- _WORK REQUEST_:
Go through the data and retrieve each line that includes the string "functions".

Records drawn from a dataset
-.-.-
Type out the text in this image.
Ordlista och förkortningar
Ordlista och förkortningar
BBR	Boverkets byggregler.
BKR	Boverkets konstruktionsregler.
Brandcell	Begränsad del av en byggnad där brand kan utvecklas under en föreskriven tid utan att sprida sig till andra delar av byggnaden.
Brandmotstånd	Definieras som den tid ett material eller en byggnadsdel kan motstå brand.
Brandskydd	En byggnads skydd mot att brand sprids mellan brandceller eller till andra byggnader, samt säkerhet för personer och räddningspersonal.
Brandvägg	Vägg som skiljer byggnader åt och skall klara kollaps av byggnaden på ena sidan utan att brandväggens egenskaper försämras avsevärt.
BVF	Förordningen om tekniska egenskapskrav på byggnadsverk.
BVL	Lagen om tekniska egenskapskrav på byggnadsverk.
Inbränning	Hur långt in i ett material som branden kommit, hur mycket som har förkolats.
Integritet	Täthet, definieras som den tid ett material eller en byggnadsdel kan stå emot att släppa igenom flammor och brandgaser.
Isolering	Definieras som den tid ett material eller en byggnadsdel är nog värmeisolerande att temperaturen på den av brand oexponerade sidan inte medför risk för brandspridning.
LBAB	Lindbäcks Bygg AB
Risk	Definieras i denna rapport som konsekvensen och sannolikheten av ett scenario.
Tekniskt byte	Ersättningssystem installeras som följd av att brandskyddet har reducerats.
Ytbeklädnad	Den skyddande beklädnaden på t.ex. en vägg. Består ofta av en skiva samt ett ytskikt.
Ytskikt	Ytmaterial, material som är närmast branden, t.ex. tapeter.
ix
-.-.-
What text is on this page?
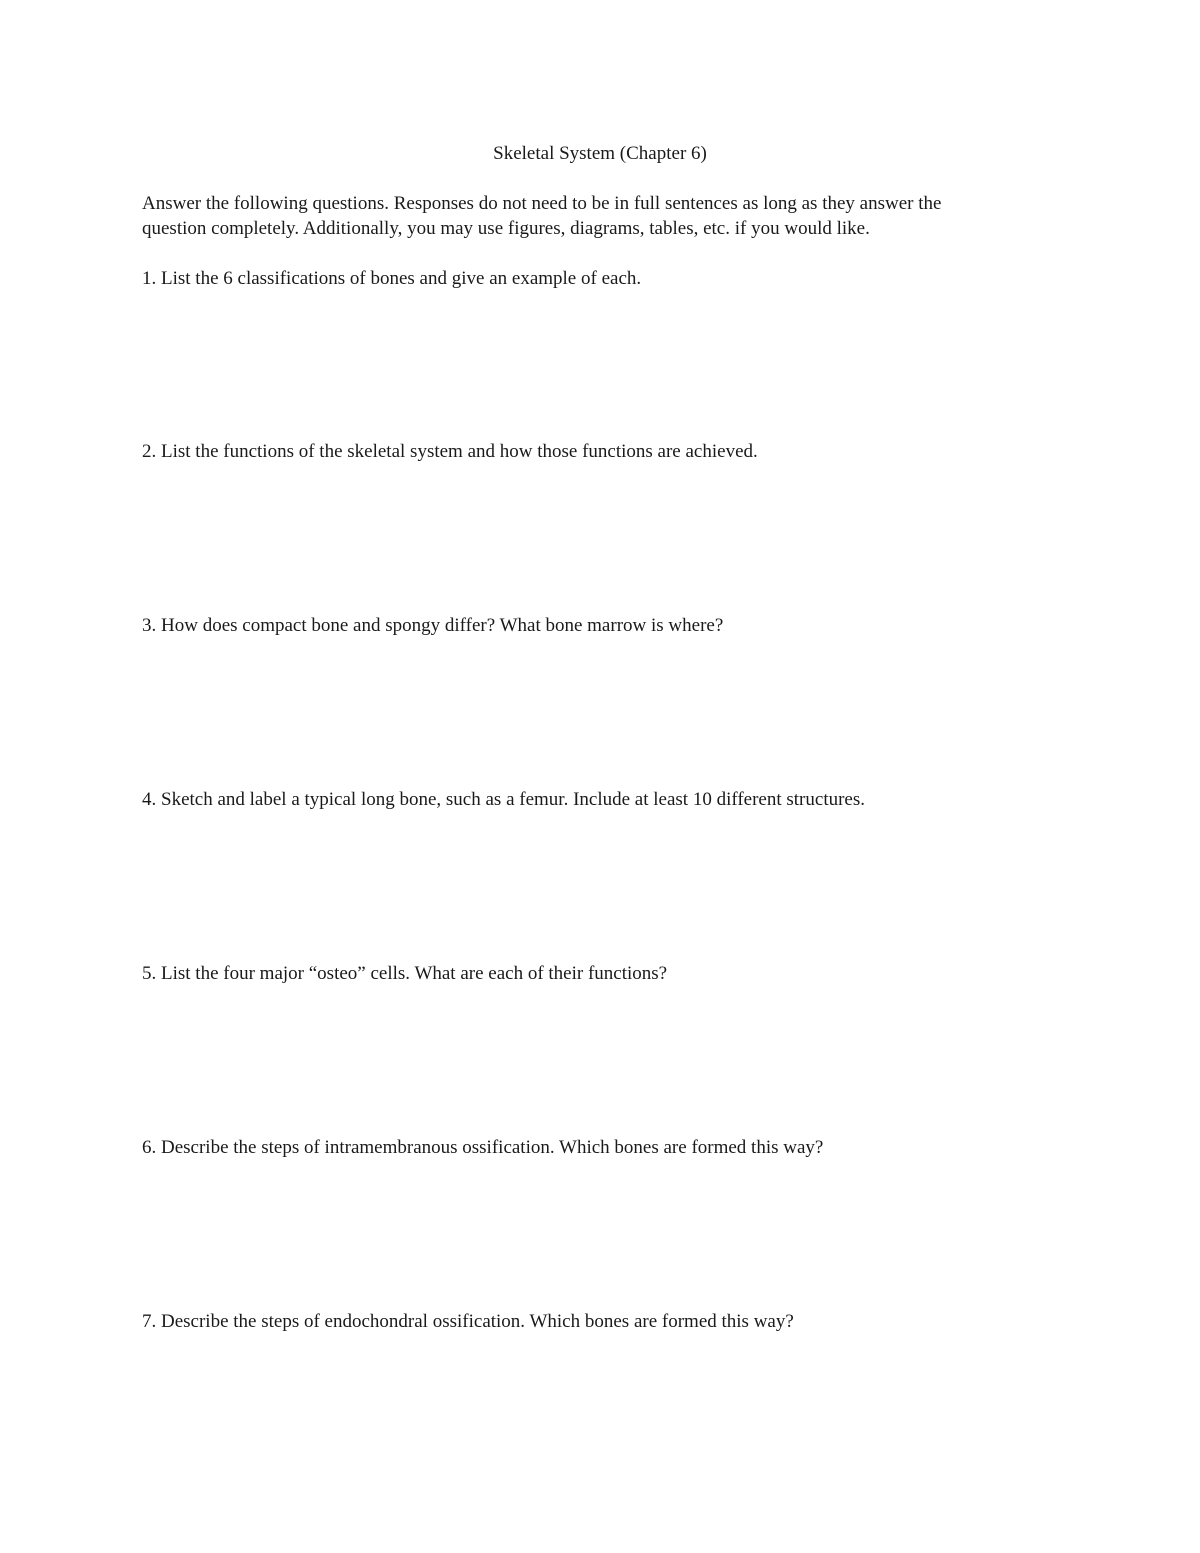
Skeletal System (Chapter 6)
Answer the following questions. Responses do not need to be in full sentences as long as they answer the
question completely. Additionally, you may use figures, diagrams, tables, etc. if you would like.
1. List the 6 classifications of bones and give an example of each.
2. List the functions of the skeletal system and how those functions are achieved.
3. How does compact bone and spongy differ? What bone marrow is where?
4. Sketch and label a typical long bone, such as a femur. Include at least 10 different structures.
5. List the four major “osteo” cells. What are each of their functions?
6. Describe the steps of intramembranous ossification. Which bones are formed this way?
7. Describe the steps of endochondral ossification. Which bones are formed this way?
-.-.-
- _SOLVED EXERCISE_:
2. List the functions of the skeletal system and how those functions are achieved.
5. List the four major “osteo” cells. What are each of their functions?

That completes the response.